• EXERCISE PROMPT: Find how many lines of the listing below include the word "nádoby", then report the number by itself.

** begin SOURCE RECORDS **

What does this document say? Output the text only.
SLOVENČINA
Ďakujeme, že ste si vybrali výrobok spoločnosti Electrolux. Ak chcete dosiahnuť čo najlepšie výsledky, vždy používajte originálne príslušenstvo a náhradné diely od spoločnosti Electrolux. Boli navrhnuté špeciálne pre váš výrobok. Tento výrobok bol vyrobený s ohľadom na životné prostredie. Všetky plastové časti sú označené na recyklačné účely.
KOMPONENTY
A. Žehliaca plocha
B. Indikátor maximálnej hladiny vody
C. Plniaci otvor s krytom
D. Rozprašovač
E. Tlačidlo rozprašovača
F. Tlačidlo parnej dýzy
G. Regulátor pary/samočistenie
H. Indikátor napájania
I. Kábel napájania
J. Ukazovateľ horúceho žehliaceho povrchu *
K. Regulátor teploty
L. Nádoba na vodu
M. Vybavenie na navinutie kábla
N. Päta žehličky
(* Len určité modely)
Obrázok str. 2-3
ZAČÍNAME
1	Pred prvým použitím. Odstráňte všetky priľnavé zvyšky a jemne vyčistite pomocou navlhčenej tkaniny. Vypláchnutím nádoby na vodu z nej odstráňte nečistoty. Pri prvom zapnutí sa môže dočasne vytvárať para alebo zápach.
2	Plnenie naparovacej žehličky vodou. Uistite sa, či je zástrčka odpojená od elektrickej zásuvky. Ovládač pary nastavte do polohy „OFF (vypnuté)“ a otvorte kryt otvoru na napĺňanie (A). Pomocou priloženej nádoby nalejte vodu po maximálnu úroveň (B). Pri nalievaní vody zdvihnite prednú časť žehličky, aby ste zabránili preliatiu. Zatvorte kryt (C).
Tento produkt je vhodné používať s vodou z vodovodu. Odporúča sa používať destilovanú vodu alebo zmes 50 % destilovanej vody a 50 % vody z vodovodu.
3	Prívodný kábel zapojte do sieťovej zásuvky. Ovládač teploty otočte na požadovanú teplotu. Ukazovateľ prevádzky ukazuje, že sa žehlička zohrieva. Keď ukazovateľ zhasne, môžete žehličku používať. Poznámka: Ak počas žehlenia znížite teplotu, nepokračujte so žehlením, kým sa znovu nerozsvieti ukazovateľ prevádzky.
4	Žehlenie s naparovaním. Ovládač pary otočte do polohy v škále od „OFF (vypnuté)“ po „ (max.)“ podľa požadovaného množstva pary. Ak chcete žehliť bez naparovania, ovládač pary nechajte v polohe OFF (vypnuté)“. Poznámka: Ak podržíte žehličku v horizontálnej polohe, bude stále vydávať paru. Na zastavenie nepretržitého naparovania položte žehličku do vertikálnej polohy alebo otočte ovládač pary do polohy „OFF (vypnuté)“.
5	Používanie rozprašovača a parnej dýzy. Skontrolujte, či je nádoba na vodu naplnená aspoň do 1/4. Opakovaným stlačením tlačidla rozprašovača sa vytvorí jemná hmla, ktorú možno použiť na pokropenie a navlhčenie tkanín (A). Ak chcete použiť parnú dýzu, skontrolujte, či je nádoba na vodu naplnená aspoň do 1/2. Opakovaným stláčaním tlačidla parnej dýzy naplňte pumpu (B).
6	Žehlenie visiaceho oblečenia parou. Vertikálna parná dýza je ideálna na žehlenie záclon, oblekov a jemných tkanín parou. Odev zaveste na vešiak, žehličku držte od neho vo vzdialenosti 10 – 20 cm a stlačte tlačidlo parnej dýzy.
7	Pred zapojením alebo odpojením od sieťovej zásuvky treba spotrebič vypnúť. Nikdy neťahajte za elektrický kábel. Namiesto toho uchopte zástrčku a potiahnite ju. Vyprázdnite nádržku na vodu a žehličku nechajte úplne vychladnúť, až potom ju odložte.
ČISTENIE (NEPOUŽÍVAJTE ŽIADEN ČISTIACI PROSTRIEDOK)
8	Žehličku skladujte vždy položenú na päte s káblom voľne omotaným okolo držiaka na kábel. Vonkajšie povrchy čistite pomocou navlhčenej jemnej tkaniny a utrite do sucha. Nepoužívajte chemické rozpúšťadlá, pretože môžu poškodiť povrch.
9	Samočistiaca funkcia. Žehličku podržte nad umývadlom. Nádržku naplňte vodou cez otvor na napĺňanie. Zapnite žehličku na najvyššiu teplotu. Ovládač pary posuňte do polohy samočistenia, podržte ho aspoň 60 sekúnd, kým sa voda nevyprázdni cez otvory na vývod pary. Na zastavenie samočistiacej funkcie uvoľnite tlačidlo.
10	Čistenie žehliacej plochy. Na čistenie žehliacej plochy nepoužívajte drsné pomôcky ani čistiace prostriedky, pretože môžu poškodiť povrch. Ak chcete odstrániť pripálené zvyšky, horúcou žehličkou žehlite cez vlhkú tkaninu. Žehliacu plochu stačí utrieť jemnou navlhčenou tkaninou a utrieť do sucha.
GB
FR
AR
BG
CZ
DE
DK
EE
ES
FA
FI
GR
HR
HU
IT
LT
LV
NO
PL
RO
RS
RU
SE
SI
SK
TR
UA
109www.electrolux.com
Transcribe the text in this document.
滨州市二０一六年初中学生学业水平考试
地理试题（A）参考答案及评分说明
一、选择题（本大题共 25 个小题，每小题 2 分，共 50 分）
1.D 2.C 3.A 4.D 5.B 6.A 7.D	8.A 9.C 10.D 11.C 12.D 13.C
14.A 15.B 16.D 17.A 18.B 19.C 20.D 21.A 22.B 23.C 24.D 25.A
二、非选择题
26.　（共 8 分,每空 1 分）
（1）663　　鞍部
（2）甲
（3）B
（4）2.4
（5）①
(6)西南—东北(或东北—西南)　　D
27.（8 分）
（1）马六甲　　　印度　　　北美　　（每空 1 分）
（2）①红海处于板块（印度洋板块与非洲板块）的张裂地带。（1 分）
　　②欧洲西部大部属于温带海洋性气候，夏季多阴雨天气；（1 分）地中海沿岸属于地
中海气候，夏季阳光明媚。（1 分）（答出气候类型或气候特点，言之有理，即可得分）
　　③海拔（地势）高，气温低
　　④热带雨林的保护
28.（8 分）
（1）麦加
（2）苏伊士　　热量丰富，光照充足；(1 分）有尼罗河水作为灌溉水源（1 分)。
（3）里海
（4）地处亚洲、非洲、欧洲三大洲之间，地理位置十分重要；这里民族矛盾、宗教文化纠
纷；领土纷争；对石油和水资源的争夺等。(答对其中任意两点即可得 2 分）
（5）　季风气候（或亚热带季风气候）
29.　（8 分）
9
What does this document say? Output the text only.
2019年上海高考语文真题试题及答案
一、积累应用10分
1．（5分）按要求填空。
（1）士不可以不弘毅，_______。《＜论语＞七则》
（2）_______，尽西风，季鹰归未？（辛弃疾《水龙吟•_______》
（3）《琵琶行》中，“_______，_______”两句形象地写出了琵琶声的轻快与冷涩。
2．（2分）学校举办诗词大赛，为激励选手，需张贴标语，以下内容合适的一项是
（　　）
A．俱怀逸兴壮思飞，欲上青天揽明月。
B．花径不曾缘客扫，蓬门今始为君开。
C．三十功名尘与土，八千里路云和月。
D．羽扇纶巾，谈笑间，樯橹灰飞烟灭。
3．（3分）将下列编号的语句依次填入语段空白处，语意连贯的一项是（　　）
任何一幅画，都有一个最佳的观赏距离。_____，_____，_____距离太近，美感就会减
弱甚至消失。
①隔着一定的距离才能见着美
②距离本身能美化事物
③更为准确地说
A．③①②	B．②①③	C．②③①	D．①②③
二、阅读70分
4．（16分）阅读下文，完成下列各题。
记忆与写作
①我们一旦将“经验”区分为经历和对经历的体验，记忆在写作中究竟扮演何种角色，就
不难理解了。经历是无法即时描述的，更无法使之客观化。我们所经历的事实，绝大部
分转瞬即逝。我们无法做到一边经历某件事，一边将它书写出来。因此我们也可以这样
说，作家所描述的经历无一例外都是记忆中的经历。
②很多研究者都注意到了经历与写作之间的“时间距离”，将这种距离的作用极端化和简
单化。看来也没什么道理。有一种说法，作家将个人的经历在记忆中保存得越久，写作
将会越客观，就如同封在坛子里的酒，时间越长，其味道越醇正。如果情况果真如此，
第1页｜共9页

** end SOURCE RECORDS **

• TASK ANSWER: 2